Game Playing AI

Original article was published on Artificial Intelligence on Medium

AI researchers spent a lot of time trying to teach AI how to beat humans at games, and this isn’t just because games are fun. Games provide constrained scenarios for testing new AI algorithms and approaches. In a game, it’s easy to know whether the AI is winning or losing because there’s usually a score or some objective measure of winning. This is great because AI learns from examples, trying things out, and slowly improving. Games basically provide their own training data, which is a big relief, because AI systems need lots of training data to get really good.

An AI can even play games itself to generate training data and involve better game strategies, or an AI can be programmed to look at previous games, even games played by expert humans for strategies that lead to victory. Comparing AIs against expert human gamers can also help us figure out how an AI is improving over time. This comparison also gives us a sense of the difficulty of problems an AI can solve.

* SOURCE MATERIAL:
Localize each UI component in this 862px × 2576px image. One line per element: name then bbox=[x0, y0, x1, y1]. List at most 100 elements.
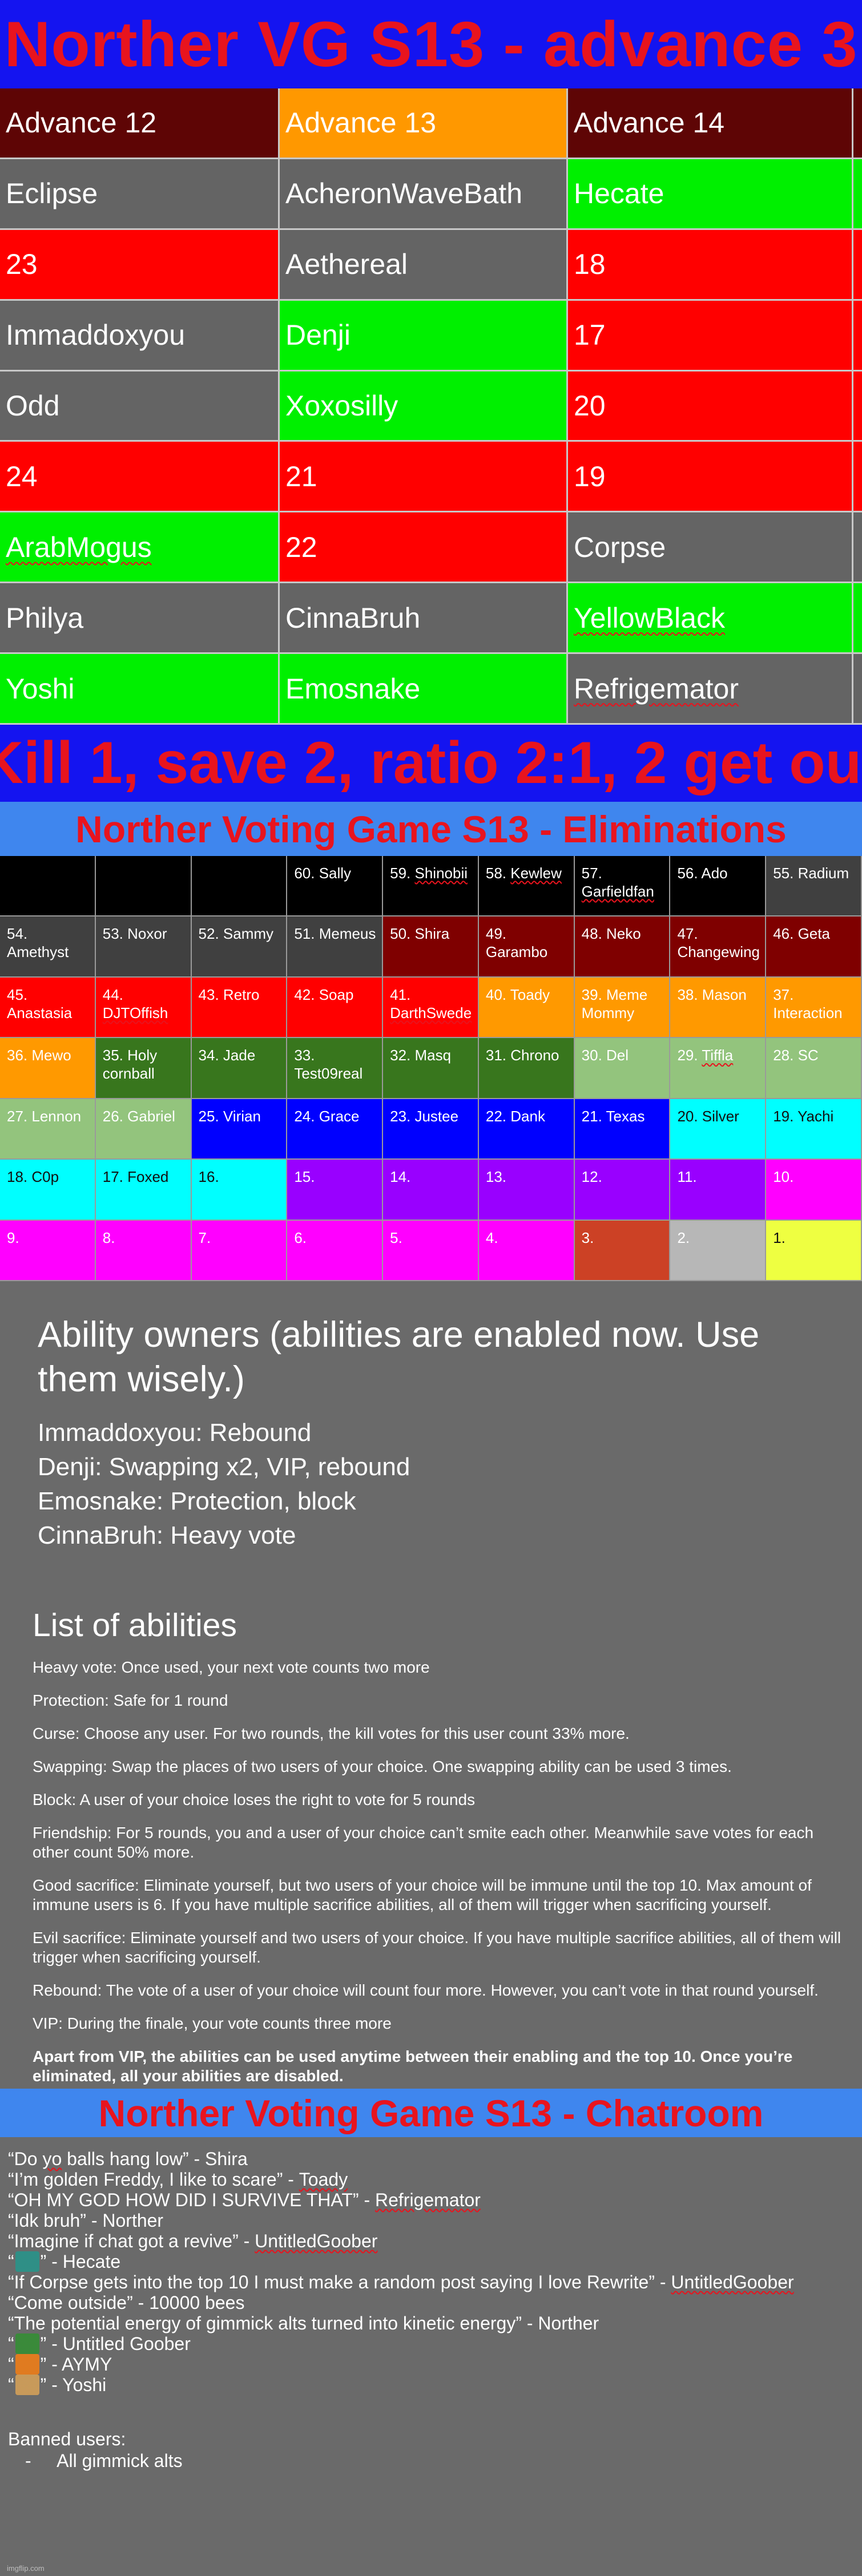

* SET TASK:
Please answer from the passage on game-playing AI: what do games provide on their own that is a big relief for AI systems?

* OUTPUT FOR THIS TASK:
Their own training data.